(Problem A):
Name every variable to which the Apple stock pandas exercise assigns a value with the = sign.
(Problem B):
Continue the Apple stock pandas exercise from its final line.

(Source passage):

§ §

We are going to use Apple's stock price.


### Step 1. Import the necessary libraries

In [None]:
import pandas as pd

### Step 2. Import the dataset from this [address](https://raw.githubusercontent.com/guipsamora/pandas_exercises/master/09_Time_Series/Apple_Stock/appl_1980_2014.csv)

In [None]:
url = "https://raw.githubusercontent.com/guipsamora/pandas_exercises/master/09_Time_Series/Apple_Stock/appl_1980_2014.csv"
df = pd.read_csv(url)

### Step 3. Assign it to a variable apple

In [None]:
apple = df
apple.head()

### Step 4.  Check out the type of the columns

In [None]:
apple.dtypes

### Step 5. Transform the Date column as a datetime type

In [None]:
apple['Date'] = pd.to_datetime(apple['Date'])
apple.dtypes

### Step 6.  Set the date as the index

In [None]:
apple = apple.set_index('Date')
apple.head()

### Step 7.  Is there any duplicate dates?

In [None]:
print(apple.index.duplicated().any())

### Step 8.  Ops...it seems the index is from the most recent date. Make the first entry the oldest date.

In [None]:
apple = apple.sort_index()
apple.head()

### Step 9. Get the last business day of each month

In [None]:
apple.resample('BME').last().head()

### Step 10.  What is the difference in days between the first day and the oldest

In [None]:
(apple.index[-1] - apple.index[0]).days

### Step 11.  How many months in the data we have?

§ §

(Supplied entries):
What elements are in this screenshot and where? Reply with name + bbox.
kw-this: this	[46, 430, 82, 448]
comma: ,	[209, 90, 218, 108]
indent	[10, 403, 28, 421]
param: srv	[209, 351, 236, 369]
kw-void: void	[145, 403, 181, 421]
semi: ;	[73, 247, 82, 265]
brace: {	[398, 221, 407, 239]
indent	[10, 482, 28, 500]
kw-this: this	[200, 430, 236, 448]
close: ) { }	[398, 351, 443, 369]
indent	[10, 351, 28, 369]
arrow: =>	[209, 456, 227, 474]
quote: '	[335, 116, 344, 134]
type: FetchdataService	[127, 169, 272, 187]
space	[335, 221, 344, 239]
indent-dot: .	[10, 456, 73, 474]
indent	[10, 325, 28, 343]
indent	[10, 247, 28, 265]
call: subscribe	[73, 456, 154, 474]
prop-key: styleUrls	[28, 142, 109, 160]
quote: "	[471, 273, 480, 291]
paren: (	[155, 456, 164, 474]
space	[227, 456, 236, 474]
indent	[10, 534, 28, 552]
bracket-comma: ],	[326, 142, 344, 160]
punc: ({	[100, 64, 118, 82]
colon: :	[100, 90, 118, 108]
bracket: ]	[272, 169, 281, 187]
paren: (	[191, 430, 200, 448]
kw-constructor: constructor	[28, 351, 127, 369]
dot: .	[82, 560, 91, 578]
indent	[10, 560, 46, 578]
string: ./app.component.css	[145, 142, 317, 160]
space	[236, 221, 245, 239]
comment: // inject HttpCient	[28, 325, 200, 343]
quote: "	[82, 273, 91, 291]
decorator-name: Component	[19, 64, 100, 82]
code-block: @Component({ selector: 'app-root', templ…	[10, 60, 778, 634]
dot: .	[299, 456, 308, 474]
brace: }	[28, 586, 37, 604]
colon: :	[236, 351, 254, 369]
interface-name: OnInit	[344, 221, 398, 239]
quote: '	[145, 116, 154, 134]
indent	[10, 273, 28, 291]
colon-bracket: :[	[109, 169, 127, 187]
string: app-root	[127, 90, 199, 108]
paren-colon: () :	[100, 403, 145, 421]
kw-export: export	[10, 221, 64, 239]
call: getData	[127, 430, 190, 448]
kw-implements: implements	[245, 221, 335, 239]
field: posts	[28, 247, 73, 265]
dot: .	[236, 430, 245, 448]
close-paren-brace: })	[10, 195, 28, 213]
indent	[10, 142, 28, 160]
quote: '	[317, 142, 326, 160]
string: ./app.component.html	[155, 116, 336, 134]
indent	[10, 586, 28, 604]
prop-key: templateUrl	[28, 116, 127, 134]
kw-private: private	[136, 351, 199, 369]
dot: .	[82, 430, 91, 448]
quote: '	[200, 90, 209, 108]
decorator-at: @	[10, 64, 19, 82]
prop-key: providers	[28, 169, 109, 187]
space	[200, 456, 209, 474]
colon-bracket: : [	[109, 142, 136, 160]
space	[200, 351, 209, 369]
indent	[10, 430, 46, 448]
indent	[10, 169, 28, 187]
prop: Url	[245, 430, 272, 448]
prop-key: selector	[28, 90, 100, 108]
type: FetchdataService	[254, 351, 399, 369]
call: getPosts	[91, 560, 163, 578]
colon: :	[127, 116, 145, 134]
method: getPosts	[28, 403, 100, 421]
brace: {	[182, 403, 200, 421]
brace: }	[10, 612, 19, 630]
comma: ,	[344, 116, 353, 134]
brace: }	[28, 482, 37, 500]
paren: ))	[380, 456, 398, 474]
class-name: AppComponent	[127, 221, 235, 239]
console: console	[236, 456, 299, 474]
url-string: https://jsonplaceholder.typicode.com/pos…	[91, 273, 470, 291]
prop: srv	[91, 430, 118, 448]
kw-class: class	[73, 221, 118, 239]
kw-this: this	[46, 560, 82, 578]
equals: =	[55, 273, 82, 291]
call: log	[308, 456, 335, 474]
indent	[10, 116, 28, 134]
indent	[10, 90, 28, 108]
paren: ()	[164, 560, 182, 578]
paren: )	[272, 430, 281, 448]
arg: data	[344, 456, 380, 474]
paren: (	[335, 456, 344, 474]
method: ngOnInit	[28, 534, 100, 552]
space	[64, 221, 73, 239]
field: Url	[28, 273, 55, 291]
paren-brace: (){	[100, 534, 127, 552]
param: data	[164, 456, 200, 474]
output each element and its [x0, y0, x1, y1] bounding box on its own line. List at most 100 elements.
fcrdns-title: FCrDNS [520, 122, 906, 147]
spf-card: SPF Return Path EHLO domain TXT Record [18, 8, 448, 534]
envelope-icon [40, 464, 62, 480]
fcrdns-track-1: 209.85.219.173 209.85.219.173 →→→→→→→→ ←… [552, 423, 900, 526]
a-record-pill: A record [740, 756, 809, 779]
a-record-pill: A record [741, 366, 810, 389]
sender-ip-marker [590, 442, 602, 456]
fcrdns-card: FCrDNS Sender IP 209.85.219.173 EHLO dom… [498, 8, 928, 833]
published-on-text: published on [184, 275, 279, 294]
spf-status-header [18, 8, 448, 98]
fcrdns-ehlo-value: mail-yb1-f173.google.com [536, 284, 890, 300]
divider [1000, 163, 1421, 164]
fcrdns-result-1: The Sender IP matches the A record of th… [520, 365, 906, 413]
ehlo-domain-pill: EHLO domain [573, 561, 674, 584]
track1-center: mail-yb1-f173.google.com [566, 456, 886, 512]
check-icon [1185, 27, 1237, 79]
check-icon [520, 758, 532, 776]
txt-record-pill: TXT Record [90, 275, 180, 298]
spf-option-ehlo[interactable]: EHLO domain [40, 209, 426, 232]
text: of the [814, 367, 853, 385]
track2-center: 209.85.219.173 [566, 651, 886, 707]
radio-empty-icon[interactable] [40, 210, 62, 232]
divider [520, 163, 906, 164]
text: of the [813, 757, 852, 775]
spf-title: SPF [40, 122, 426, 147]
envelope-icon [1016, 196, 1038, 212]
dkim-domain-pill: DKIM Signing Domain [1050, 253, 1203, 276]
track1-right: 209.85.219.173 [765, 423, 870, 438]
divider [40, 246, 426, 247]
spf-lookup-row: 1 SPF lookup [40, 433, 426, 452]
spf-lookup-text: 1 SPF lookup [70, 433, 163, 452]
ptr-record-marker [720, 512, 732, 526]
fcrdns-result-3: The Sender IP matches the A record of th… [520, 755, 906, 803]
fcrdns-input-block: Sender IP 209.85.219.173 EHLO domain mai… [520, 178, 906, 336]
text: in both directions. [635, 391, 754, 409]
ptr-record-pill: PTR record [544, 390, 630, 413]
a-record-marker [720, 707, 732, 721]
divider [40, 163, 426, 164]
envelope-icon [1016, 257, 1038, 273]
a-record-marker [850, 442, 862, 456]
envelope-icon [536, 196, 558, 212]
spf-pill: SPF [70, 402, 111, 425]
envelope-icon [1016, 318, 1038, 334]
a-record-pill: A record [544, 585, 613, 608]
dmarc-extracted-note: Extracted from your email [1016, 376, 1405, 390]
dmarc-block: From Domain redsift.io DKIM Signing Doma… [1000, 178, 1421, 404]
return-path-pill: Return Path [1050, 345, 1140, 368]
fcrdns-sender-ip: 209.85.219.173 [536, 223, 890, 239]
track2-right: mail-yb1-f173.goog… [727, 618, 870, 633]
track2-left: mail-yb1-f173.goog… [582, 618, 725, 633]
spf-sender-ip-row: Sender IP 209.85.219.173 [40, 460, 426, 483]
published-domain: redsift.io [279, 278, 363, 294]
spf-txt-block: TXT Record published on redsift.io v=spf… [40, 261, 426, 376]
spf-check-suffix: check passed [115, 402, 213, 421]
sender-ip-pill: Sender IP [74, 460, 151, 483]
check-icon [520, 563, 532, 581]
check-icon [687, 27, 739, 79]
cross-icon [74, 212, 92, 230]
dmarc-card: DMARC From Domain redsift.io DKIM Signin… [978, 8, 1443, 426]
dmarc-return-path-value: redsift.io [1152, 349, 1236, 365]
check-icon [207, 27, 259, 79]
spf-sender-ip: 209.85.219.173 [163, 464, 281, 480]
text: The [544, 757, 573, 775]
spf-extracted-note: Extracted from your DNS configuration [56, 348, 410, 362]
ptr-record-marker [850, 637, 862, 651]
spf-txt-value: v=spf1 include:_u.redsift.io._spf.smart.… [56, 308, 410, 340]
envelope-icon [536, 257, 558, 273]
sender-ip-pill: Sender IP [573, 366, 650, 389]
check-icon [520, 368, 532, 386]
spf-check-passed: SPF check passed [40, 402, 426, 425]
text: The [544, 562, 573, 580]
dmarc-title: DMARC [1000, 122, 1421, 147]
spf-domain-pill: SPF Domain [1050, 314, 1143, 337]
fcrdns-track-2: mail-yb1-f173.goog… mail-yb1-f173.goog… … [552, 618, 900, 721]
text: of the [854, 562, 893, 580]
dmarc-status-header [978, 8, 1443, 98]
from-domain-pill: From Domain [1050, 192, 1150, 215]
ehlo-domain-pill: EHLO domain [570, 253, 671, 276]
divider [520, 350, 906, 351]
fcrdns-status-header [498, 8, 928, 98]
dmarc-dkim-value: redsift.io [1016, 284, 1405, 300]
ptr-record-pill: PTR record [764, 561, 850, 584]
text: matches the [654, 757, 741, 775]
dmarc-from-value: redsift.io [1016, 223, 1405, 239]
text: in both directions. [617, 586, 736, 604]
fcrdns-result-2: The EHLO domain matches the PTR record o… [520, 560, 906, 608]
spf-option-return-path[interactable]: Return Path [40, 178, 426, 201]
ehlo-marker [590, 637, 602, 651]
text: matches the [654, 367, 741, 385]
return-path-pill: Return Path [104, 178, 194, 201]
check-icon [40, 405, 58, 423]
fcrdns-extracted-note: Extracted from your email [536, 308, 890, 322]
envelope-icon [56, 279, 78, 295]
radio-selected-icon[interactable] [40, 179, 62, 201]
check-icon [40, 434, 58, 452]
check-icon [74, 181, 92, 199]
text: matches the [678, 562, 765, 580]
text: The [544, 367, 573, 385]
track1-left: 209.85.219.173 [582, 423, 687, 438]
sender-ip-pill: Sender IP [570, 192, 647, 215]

§ §

(Task output A):
url, df, apple

(Task output B):
In [None]:
apple.resample('ME').size().shape[0]

### Step 12. Plot the 'Adj Close' value. Set the size of the figure to 13.5 x 9 inches

In [None]:
import matplotlib.pyplot as plt

plt.figure(figsize=(13.5, 9))
apple['Adj Close'].plot(title='Apple Adj Close Price Over Time')
plt.xlabel('Date')
plt.ylabel('Adjusted Close')
plt.show()

## Section 10: Deleting

### Introduction:

This exercise is a adaptation from the UCI Wine dataset.
The only pupose is to practice deleting data with pandas.

### Step 1. Import the necessary libraries

In [None]:
import pandas as pd
import numpy as np

### Step 2. Import the dataset from this [address](https://archive.ics.uci.edu/ml/machine-learning-databases/wine/wine.data). 

In [None]:
url = 'https://archive.ics.uci.edu/ml/machine-learning-databases/wine/wine.data'
df = pd.read_csv(url, header=None)
df.head()

### Step 3. Assign it to a variable called wine

In [None]:
wine = df

### Step 4. Delete the first, fourth, seventh, nineth, eleventh, thirteenth and fourteenth columns

In [None]:
cols_to_drop = [0, 3, 6, 8, 10, 12, 13]
wine = wine.drop(wine.columns[cols_to_drop], axis=1)
wine.head()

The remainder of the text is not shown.